─── Exercise input
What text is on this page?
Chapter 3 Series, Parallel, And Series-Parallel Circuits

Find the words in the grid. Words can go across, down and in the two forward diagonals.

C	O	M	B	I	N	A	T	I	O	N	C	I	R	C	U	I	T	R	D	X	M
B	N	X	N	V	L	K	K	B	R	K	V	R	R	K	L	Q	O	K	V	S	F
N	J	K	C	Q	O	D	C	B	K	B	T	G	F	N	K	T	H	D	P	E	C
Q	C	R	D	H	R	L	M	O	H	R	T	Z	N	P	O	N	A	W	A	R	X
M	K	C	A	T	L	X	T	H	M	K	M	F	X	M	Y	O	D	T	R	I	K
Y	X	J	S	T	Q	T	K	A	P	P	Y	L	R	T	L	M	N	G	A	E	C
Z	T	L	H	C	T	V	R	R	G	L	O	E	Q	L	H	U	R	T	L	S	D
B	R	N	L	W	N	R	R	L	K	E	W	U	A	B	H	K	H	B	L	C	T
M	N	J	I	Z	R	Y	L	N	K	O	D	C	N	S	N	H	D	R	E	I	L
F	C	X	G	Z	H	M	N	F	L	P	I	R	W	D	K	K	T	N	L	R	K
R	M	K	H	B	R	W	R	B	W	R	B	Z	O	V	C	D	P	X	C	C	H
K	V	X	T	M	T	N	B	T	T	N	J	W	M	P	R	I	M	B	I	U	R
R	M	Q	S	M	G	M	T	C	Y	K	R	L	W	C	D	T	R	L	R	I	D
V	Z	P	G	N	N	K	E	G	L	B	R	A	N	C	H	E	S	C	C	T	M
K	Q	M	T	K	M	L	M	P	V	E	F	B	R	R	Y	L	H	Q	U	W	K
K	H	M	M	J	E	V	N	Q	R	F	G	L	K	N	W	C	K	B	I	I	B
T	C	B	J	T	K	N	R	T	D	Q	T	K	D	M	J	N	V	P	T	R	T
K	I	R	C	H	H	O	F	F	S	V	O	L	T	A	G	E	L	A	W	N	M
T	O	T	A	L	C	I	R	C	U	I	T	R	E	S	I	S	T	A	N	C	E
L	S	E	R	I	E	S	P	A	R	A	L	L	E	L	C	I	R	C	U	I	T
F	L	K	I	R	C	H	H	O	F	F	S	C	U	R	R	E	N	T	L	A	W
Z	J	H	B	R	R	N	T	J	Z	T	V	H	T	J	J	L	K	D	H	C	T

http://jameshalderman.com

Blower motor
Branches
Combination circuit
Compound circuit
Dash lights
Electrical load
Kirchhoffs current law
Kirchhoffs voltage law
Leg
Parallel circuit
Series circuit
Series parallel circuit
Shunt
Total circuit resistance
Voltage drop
──────
Copy each record from above exactly, and include every line.

What text is on this page?
Chapter 3 Series, Parallel, And Series-Parallel Circuits

Find the words in the grid. Words can go across, down and in the two forward diagonals.

C	O	M	B	I	N	A	T	I	O	N	C	I	R	C	U	I	T	R	D	X	M
B	N	X	N	V	L	K	K	B	R	K	V	R	R	K	L	Q	O	K	V	S	F
N	J	K	C	Q	O	D	C	B	K	B	T	G	F	N	K	T	H	D	P	E	C
Q	C	R	D	H	R	L	M	O	H	R	T	Z	N	P	O	N	A	W	A	R	X
M	K	C	A	T	L	X	T	H	M	K	M	F	X	M	Y	O	D	T	R	I	K
Y	X	J	S	T	Q	T	K	A	P	P	Y	L	R	T	L	M	N	G	A	E	C
Z	T	L	H	C	T	V	R	R	G	L	O	E	Q	L	H	U	R	T	L	S	D
B	R	N	L	W	N	R	R	L	K	E	W	U	A	B	H	K	H	B	L	C	T
M	N	J	I	Z	R	Y	L	N	K	O	D	C	N	S	N	H	D	R	E	I	L
F	C	X	G	Z	H	M	N	F	L	P	I	R	W	D	K	K	T	N	L	R	K
R	M	K	H	B	R	W	R	B	W	R	B	Z	O	V	C	D	P	X	C	C	H
K	V	X	T	M	T	N	B	T	T	N	J	W	M	P	R	I	M	B	I	U	R
R	M	Q	S	M	G	M	T	C	Y	K	R	L	W	C	D	T	R	L	R	I	D
V	Z	P	G	N	N	K	E	G	L	B	R	A	N	C	H	E	S	C	C	T	M
K	Q	M	T	K	M	L	M	P	V	E	F	B	R	R	Y	L	H	Q	U	W	K
K	H	M	M	J	E	V	N	Q	R	F	G	L	K	N	W	C	K	B	I	I	B
T	C	B	J	T	K	N	R	T	D	Q	T	K	D	M	J	N	V	P	T	R	T
K	I	R	C	H	H	O	F	F	S	V	O	L	T	A	G	E	L	A	W	N	M
T	O	T	A	L	C	I	R	C	U	I	T	R	E	S	I	S	T	A	N	C	E
L	S	E	R	I	E	S	P	A	R	A	L	L	E	L	C	I	R	C	U	I	T
F	L	K	I	R	C	H	H	O	F	F	S	C	U	R	R	E	N	T	L	A	W
Z	J	H	B	R	R	N	T	J	Z	T	V	H	T	J	J	L	K	D	H	C	T

http://jameshalderman.com

Blower motor
Branches
Combination circuit
Compound circuit
Dash lights
Electrical load
Kirchhoffs current law
Kirchhoffs voltage law
Leg
Parallel circuit
Series circuit
Series parallel circuit
Shunt
Total circuit resistance
Voltage drop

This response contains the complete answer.